## TASK INPUT
######
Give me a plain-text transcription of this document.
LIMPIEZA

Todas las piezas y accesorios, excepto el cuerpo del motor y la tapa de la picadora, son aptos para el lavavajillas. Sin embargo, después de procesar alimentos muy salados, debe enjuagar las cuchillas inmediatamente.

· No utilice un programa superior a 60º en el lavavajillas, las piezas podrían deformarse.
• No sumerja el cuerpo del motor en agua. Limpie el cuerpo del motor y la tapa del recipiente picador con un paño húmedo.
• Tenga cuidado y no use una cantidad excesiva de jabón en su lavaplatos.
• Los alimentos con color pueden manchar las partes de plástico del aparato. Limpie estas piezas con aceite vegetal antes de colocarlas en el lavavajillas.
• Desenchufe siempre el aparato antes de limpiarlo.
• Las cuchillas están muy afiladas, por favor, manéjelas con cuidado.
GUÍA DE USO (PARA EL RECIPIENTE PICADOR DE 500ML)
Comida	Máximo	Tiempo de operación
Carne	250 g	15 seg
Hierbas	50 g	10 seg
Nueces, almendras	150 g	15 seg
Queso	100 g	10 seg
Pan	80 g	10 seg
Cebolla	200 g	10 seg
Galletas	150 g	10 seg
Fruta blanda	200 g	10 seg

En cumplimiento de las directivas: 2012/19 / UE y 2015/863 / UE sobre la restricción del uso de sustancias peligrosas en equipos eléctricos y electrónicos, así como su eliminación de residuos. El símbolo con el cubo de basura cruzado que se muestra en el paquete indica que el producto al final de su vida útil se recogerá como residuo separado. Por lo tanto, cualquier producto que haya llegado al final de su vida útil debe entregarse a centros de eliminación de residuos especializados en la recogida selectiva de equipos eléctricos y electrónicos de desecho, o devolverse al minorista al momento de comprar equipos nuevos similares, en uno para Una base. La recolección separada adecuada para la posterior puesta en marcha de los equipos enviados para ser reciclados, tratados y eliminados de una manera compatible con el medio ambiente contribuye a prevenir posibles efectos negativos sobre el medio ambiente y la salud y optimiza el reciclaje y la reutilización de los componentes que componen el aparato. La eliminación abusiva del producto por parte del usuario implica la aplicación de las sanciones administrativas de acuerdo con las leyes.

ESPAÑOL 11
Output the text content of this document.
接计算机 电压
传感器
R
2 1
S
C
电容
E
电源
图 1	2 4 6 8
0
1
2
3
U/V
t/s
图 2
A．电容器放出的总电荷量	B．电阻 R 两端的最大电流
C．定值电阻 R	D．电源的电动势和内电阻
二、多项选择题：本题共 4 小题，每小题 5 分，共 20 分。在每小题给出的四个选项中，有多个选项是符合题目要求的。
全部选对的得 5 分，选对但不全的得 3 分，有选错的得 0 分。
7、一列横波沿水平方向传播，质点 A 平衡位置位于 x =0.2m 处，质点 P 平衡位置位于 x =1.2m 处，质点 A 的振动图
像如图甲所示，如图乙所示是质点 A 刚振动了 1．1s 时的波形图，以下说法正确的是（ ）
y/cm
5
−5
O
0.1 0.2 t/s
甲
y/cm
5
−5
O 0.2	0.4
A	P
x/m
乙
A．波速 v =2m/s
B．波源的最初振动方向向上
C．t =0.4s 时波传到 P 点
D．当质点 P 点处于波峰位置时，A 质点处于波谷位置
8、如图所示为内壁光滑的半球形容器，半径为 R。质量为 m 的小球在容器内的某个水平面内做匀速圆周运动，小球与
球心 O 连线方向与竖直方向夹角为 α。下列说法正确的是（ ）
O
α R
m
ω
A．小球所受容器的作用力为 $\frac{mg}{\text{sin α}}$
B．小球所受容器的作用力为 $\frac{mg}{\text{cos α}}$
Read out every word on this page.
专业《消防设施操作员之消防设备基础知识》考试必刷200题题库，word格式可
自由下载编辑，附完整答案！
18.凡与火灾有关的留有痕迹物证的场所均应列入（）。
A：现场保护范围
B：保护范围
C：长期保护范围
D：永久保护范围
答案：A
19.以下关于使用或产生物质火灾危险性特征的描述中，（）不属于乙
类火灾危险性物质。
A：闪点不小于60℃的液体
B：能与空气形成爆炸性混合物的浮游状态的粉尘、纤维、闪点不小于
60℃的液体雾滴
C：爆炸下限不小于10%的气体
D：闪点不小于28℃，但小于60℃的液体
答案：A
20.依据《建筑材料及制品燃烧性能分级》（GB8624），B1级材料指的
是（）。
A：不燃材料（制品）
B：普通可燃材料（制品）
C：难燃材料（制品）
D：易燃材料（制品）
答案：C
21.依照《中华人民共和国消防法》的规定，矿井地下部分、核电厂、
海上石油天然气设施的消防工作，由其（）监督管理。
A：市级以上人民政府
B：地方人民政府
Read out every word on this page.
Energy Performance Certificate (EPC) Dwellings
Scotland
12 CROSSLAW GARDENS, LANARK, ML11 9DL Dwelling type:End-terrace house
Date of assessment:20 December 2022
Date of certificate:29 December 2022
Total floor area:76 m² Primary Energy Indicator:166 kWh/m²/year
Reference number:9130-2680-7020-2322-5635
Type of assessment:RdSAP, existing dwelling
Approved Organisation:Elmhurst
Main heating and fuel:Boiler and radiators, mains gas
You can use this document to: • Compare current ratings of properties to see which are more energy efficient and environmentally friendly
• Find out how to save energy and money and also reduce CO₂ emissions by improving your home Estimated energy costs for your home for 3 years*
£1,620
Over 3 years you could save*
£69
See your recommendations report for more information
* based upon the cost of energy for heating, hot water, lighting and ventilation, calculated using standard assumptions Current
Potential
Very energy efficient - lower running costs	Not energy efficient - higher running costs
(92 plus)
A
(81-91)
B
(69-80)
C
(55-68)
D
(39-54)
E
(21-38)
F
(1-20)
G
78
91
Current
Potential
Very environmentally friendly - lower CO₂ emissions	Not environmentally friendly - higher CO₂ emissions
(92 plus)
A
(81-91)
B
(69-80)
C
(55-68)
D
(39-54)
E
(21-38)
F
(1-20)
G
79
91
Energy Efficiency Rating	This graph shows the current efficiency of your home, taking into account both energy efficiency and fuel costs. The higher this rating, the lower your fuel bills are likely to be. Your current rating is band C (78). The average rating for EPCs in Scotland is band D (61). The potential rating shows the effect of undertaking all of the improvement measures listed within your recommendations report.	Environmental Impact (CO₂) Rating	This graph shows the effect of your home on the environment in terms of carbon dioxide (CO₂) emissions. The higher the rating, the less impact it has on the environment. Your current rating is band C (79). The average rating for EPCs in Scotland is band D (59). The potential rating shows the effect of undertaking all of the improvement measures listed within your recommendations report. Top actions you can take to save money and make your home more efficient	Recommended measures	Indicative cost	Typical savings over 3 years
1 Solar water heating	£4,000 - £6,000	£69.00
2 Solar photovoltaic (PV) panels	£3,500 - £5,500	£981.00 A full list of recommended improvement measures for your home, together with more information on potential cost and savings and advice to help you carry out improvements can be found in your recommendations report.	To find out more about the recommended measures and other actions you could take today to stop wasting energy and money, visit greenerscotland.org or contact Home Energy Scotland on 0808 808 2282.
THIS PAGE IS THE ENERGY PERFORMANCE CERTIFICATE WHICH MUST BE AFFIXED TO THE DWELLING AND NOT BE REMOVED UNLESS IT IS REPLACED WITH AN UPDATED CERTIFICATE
######
## GOAL
Write out the data again, exactly and in full.

## WORKED ANSWER
Give me a plain-text transcription of this document.
LIMPIEZA

Todas las piezas y accesorios, excepto el cuerpo del motor y la tapa de la picadora, son aptos para el lavavajillas. Sin embargo, después de procesar alimentos muy salados, debe enjuagar las cuchillas inmediatamente.

· No utilice un programa superior a 60º en el lavavajillas, las piezas podrían deformarse.
• No sumerja el cuerpo del motor en agua. Limpie el cuerpo del motor y la tapa del recipiente picador con un paño húmedo.
• Tenga cuidado y no use una cantidad excesiva de jabón en su lavaplatos.
• Los alimentos con color pueden manchar las partes de plástico del aparato. Limpie estas piezas con aceite vegetal antes de colocarlas en el lavavajillas.
• Desenchufe siempre el aparato antes de limpiarlo.
• Las cuchillas están muy afiladas, por favor, manéjelas con cuidado.
GUÍA DE USO (PARA EL RECIPIENTE PICADOR DE 500ML)
Comida	Máximo	Tiempo de operación
Carne	250 g	15 seg
Hierbas	50 g	10 seg
Nueces, almendras	150 g	15 seg
Queso	100 g	10 seg
Pan	80 g	10 seg
Cebolla	200 g	10 seg
Galletas	150 g	10 seg
Fruta blanda	200 g	10 seg

En cumplimiento de las directivas: 2012/19 / UE y 2015/863 / UE sobre la restricción del uso de sustancias peligrosas en equipos eléctricos y electrónicos, así como su eliminación de residuos. El símbolo con el cubo de basura cruzado que se muestra en el paquete indica que el producto al final de su vida útil se recogerá como residuo separado. Por lo tanto, cualquier producto que haya llegado al final de su vida útil debe entregarse a centros de eliminación de residuos especializados en la recogida selectiva de equipos eléctricos y electrónicos de desecho, o devolverse al minorista al momento de comprar equipos nuevos similares, en uno para Una base. La recolección separada adecuada para la posterior puesta en marcha de los equipos enviados para ser reciclados, tratados y eliminados de una manera compatible con el medio ambiente contribuye a prevenir posibles efectos negativos sobre el medio ambiente y la salud y optimiza el reciclaje y la reutilización de los componentes que componen el aparato. La eliminación abusiva del producto por parte del usuario implica la aplicación de las sanciones administrativas de acuerdo con las leyes.

ESPAÑOL 11
Output the text content of this document.
接计算机 电压
传感器
R
2 1
S
C
电容
E
电源
图 1	2 4 6 8
0
1
2
3
U/V
t/s
图 2
A．电容器放出的总电荷量	B．电阻 R 两端的最大电流
C．定值电阻 R	D．电源的电动势和内电阻
二、多项选择题：本题共 4 小题，每小题 5 分，共 20 分。在每小题给出的四个选项中，有多个选项是符合题目要求的。
全部选对的得 5 分，选对但不全的得 3 分，有选错的得 0 分。
7、一列横波沿水平方向传播，质点 A 平衡位置位于 x =0.2m 处，质点 P 平衡位置位于 x =1.2m 处，质点 A 的振动图
像如图甲所示，如图乙所示是质点 A 刚振动了 1．1s 时的波形图，以下说法正确的是（ ）
y/cm
5
−5
O
0.1 0.2 t/s
甲
y/cm
5
−5
O 0.2	0.4
A	P
x/m
乙
A．波速 v =2m/s
B．波源的最初振动方向向上
C．t =0.4s 时波传到 P 点
D．当质点 P 点处于波峰位置时，A 质点处于波谷位置
8、如图所示为内壁光滑的半球形容器，半径为 R。质量为 m 的小球在容器内的某个水平面内做匀速圆周运动，小球与
球心 O 连线方向与竖直方向夹角为 α。下列说法正确的是（ ）
O
α R
m
ω
A．小球所受容器的作用力为 $\frac{mg}{\text{sin α}}$
B．小球所受容器的作用力为 $\frac{mg}{\text{cos α}}$
Read out every word on this page.
专业《消防设施操作员之消防设备基础知识》考试必刷200题题库，word格式可
自由下载编辑，附完整答案！
18.凡与火灾有关的留有痕迹物证的场所均应列入（）。
A：现场保护范围
B：保护范围
C：长期保护范围
D：永久保护范围
答案：A
19.以下关于使用或产生物质火灾危险性特征的描述中，（）不属于乙
类火灾危险性物质。
A：闪点不小于60℃的液体
B：能与空气形成爆炸性混合物的浮游状态的粉尘、纤维、闪点不小于
60℃的液体雾滴
C：爆炸下限不小于10%的气体
D：闪点不小于28℃，但小于60℃的液体
答案：A
20.依据《建筑材料及制品燃烧性能分级》（GB8624），B1级材料指的
是（）。
A：不燃材料（制品）
B：普通可燃材料（制品）
C：难燃材料（制品）
D：易燃材料（制品）
答案：C
21.依照《中华人民共和国消防法》的规定，矿井地下部分、核电厂、
海上石油天然气设施的消防工作，由其（）监督管理。
A：市级以上人民政府
B：地方人民政府
Read out every word on this page.
Energy Performance Certificate (EPC) Dwellings
Scotland
12 CROSSLAW GARDENS, LANARK, ML11 9DL Dwelling type:End-terrace house
Date of assessment:20 December 2022
Date of certificate:29 December 2022
Total floor area:76 m² Primary Energy Indicator:166 kWh/m²/year
Reference number:9130-2680-7020-2322-5635
Type of assessment:RdSAP, existing dwelling
Approved Organisation:Elmhurst
Main heating and fuel:Boiler and radiators, mains gas
You can use this document to: • Compare current ratings of properties to see which are more energy efficient and environmentally friendly
• Find out how to save energy and money and also reduce CO₂ emissions by improving your home Estimated energy costs for your home for 3 years*
£1,620
Over 3 years you could save*
£69
See your recommendations report for more information
* based upon the cost of energy for heating, hot water, lighting and ventilation, calculated using standard assumptions Current
Potential
Very energy efficient - lower running costs	Not energy efficient - higher running costs
(92 plus)
A
(81-91)
B
(69-80)
C
(55-68)
D
(39-54)
E
(21-38)
F
(1-20)
G
78
91
Current
Potential
Very environmentally friendly - lower CO₂ emissions	Not environmentally friendly - higher CO₂ emissions
(92 plus)
A
(81-91)
B
(69-80)
C
(55-68)
D
(39-54)
E
(21-38)
F
(1-20)
G
79
91
Energy Efficiency Rating	This graph shows the current efficiency of your home, taking into account both energy efficiency and fuel costs. The higher this rating, the lower your fuel bills are likely to be. Your current rating is band C (78). The average rating for EPCs in Scotland is band D (61). The potential rating shows the effect of undertaking all of the improvement measures listed within your recommendations report.	Environmental Impact (CO₂) Rating	This graph shows the effect of your home on the environment in terms of carbon dioxide (CO₂) emissions. The higher the rating, the less impact it has on the environment. Your current rating is band C (79). The average rating for EPCs in Scotland is band D (59). The potential rating shows the effect of undertaking all of the improvement measures listed within your recommendations report. Top actions you can take to save money and make your home more efficient	Recommended measures	Indicative cost	Typical savings over 3 years
1 Solar water heating	£4,000 - £6,000	£69.00
2 Solar photovoltaic (PV) panels	£3,500 - £5,500	£981.00 A full list of recommended improvement measures for your home, together with more information on potential cost and savings and advice to help you carry out improvements can be found in your recommendations report.	To find out more about the recommended measures and other actions you could take today to stop wasting energy and money, visit greenerscotland.org or contact Home Energy Scotland on 0808 808 2282.
THIS PAGE IS THE ENERGY PERFORMANCE CERTIFICATE WHICH MUST BE AFFIXED TO THE DWELLING AND NOT BE REMOVED UNLESS IT IS REPLACED WITH AN UPDATED CERTIFICATE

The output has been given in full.